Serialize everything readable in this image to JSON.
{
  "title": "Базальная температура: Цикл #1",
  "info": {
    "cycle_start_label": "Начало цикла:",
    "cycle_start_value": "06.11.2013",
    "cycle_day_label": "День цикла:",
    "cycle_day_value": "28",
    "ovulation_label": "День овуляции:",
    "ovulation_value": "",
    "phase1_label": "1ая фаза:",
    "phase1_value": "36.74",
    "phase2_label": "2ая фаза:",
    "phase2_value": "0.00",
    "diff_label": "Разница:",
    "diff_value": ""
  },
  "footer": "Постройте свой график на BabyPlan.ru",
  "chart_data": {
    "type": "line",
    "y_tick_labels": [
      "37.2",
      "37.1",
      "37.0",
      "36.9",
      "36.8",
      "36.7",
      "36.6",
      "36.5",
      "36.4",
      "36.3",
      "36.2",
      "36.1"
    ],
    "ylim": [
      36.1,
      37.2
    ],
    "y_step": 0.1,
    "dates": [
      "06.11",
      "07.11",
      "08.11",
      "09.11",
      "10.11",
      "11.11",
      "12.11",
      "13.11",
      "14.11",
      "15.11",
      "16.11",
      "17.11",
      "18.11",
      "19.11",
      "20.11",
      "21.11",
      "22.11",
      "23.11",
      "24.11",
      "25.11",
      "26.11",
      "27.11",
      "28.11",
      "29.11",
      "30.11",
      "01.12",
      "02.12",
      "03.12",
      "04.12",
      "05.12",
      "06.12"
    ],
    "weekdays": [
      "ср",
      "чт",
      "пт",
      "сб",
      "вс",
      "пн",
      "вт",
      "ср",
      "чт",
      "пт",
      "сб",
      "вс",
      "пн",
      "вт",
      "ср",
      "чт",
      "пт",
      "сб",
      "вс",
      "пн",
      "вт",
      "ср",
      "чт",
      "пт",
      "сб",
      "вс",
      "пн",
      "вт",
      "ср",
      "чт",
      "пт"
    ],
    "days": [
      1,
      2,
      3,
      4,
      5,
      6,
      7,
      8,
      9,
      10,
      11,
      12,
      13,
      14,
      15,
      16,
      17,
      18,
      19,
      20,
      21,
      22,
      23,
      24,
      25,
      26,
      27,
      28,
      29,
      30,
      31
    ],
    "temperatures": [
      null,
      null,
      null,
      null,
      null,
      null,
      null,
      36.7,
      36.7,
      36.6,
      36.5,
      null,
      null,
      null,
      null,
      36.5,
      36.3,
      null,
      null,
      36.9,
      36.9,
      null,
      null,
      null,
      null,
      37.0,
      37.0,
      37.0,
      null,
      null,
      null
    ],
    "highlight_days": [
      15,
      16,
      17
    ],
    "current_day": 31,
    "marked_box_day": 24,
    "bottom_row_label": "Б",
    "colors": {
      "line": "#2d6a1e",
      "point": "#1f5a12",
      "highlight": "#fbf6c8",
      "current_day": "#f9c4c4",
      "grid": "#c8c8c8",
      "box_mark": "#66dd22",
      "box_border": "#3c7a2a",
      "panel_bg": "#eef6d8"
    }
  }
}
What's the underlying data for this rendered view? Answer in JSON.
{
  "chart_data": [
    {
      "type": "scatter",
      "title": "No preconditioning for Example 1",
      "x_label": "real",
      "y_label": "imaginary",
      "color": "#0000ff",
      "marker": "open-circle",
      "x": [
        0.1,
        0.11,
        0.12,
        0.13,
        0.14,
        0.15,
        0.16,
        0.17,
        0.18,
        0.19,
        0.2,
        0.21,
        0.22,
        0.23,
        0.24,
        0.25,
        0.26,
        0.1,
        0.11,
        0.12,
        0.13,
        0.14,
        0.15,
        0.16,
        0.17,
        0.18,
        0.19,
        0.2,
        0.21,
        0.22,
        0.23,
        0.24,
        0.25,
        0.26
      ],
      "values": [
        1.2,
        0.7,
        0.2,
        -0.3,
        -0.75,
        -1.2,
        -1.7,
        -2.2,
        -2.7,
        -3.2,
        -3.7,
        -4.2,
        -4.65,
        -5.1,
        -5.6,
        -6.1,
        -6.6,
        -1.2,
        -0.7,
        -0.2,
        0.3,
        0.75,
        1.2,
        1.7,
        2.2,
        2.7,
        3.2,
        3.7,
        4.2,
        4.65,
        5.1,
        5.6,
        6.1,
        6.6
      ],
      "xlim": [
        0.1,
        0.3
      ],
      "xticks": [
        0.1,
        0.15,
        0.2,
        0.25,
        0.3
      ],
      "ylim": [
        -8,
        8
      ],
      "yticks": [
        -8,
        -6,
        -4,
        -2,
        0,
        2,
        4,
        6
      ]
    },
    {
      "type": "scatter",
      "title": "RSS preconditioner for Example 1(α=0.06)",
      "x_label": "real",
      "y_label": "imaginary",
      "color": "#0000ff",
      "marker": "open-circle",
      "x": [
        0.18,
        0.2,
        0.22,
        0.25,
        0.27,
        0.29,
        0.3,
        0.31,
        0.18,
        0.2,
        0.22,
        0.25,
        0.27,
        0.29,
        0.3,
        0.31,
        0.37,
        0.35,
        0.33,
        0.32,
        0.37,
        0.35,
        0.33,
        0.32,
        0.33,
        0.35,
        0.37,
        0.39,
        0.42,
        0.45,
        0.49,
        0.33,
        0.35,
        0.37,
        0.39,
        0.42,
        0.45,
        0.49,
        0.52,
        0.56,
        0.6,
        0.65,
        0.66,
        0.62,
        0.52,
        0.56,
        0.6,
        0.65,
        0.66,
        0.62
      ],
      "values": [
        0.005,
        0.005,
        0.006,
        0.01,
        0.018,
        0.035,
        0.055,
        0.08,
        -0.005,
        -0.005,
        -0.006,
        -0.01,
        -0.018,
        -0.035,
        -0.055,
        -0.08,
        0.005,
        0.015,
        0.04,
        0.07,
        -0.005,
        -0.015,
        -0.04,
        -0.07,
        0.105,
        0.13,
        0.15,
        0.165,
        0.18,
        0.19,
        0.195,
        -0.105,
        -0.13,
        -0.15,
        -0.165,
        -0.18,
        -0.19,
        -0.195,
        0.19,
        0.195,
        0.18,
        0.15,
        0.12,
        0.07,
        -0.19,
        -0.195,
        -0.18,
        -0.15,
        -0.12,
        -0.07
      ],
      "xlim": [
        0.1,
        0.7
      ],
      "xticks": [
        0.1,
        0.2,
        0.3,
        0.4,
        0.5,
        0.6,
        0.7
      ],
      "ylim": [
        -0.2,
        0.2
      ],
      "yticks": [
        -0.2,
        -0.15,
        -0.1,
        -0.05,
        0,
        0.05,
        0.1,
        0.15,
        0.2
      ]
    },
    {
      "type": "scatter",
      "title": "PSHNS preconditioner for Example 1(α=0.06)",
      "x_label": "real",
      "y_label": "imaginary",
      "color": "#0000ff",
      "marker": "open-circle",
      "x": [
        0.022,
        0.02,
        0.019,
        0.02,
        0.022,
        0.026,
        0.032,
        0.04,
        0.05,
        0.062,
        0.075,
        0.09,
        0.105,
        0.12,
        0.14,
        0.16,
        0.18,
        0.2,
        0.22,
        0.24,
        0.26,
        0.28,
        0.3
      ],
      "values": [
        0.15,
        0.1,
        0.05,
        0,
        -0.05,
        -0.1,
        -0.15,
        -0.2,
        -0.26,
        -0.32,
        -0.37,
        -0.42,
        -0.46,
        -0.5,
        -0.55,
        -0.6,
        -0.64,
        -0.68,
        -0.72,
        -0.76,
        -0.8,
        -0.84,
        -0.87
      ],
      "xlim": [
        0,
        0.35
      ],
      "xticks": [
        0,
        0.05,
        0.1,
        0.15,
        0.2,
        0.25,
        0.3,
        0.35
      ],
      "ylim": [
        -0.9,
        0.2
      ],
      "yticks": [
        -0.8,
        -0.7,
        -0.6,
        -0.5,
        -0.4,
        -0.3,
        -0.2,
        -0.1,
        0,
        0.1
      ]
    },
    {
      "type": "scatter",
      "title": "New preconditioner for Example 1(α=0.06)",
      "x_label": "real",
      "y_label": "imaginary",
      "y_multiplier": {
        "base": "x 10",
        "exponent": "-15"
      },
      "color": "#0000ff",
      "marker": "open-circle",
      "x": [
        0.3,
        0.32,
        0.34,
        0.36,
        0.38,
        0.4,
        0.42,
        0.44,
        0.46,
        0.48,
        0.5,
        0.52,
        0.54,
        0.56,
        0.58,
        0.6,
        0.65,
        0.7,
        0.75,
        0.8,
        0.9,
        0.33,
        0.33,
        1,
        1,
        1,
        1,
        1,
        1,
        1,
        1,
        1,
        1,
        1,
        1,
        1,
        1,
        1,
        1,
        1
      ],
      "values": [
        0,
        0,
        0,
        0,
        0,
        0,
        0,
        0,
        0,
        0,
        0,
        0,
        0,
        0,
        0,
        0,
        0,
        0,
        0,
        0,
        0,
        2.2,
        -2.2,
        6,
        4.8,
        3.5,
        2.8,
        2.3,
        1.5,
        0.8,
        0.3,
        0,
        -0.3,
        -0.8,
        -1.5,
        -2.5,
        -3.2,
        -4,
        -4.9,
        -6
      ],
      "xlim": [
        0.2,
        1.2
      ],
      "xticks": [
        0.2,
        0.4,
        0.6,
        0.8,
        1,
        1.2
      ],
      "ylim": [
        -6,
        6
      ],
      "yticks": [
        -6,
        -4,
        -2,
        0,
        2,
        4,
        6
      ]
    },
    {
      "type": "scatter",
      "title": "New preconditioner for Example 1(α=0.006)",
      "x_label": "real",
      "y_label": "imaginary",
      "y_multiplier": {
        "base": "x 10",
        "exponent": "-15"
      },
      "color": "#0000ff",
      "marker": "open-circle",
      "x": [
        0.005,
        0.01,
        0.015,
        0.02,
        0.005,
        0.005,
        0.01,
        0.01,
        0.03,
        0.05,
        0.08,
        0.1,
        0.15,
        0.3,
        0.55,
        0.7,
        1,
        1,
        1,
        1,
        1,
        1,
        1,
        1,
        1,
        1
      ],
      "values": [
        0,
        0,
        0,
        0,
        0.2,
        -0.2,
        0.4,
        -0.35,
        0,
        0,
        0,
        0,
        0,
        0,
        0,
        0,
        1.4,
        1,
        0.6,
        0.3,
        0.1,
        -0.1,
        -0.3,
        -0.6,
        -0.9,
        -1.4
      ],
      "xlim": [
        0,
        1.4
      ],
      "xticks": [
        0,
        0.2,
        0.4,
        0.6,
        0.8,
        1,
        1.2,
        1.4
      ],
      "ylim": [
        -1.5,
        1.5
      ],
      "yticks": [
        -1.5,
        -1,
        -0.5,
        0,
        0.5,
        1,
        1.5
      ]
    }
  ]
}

**Job**
Go through the lines above. Select every one that has the string "цикла".

**Written response**
    "cycle_start_label": "Начало цикла:",
    "cycle_day_label": "День цикла:",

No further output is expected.